EXERCISE BRIEF:
Of the lines below, how many hold the string "available"? Give only the number.

ENTRIES SHOWN:
☆ ☆ ☆ ☆ ☆ ☆ ☆

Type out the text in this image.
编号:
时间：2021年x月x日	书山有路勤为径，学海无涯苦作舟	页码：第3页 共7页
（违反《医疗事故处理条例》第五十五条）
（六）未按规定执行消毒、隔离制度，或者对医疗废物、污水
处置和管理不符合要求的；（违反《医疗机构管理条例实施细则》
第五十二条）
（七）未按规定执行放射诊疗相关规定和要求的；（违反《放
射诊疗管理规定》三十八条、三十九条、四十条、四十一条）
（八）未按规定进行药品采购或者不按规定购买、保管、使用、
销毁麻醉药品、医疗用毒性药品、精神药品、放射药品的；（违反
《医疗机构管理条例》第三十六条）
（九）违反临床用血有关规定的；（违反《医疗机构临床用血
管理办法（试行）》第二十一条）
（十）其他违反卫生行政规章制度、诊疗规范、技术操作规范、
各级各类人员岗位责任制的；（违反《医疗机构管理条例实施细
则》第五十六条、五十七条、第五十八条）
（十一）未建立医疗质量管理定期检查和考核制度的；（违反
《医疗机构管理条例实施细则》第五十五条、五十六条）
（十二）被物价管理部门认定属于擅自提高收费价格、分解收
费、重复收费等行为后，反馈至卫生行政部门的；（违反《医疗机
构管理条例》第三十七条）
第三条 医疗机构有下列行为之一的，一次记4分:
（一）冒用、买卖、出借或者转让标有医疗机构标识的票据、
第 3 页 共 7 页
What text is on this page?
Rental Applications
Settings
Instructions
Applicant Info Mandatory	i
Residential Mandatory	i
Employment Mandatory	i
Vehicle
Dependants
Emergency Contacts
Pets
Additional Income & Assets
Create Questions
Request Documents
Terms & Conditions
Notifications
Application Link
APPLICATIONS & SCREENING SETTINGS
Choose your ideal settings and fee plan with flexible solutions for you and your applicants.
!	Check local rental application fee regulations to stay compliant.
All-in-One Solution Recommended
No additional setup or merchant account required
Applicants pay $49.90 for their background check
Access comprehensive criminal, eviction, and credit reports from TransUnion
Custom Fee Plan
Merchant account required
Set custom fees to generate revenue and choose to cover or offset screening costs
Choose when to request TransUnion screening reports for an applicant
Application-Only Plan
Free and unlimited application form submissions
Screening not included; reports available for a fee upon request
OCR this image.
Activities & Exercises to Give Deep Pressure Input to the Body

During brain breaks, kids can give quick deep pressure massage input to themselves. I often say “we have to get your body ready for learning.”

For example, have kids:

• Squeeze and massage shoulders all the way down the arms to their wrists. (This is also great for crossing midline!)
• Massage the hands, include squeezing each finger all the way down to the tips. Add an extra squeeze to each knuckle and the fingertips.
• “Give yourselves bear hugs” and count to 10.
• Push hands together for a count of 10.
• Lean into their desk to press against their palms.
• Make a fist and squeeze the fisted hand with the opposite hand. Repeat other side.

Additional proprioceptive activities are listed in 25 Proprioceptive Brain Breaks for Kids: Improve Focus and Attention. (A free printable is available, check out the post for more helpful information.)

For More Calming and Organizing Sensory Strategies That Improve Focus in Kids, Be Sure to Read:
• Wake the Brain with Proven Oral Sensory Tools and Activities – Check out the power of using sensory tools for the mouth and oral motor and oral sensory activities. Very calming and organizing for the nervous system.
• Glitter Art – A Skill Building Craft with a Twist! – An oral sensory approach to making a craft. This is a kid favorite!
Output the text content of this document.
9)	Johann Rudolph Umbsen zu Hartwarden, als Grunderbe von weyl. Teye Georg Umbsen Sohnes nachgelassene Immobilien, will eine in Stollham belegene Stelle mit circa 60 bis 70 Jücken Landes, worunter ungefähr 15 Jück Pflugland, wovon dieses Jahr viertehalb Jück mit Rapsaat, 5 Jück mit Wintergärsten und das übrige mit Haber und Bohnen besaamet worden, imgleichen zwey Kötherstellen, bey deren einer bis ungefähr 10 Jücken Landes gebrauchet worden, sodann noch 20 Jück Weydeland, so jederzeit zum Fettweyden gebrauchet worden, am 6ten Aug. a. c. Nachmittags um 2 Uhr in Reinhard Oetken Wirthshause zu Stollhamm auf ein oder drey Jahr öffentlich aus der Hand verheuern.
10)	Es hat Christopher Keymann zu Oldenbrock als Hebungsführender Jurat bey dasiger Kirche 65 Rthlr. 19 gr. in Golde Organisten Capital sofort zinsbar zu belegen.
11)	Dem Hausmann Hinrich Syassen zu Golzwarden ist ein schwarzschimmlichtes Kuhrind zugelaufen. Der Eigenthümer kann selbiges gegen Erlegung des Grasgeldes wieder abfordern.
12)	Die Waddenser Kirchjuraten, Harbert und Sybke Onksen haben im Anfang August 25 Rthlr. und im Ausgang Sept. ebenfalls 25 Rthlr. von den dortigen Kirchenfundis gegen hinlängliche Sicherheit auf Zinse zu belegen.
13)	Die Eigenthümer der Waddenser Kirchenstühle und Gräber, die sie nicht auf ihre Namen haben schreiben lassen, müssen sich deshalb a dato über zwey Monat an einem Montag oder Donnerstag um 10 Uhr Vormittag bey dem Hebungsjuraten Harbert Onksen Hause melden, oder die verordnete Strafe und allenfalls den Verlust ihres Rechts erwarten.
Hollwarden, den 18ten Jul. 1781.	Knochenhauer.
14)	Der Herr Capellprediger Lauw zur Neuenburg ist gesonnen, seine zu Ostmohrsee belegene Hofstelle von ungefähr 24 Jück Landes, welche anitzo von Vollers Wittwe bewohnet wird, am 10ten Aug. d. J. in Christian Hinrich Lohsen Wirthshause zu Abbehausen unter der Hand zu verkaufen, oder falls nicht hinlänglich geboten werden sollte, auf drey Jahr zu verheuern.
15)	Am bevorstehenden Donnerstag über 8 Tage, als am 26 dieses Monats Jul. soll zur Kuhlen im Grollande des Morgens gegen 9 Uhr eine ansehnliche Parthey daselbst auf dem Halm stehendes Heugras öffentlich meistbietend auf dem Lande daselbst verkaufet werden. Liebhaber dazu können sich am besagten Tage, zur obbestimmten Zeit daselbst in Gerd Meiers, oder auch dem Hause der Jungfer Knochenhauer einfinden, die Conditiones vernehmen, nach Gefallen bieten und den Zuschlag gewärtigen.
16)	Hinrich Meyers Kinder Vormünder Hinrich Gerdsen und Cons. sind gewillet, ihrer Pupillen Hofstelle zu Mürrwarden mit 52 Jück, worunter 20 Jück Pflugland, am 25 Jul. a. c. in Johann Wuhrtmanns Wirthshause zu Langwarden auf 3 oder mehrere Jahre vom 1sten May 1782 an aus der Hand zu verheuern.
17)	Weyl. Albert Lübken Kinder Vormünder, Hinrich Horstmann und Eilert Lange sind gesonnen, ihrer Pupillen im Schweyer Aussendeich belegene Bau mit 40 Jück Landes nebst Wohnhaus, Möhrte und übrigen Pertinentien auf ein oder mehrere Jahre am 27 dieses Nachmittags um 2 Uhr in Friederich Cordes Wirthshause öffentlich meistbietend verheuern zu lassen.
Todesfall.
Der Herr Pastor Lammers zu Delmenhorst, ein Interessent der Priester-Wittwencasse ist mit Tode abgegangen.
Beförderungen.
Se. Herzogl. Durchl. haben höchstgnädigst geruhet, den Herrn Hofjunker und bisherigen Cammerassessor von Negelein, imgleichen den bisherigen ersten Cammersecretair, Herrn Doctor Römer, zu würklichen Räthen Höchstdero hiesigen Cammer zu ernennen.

☆ ☆ ☆ ☆ ☆ ☆ ☆

CORRECT RESULT:
2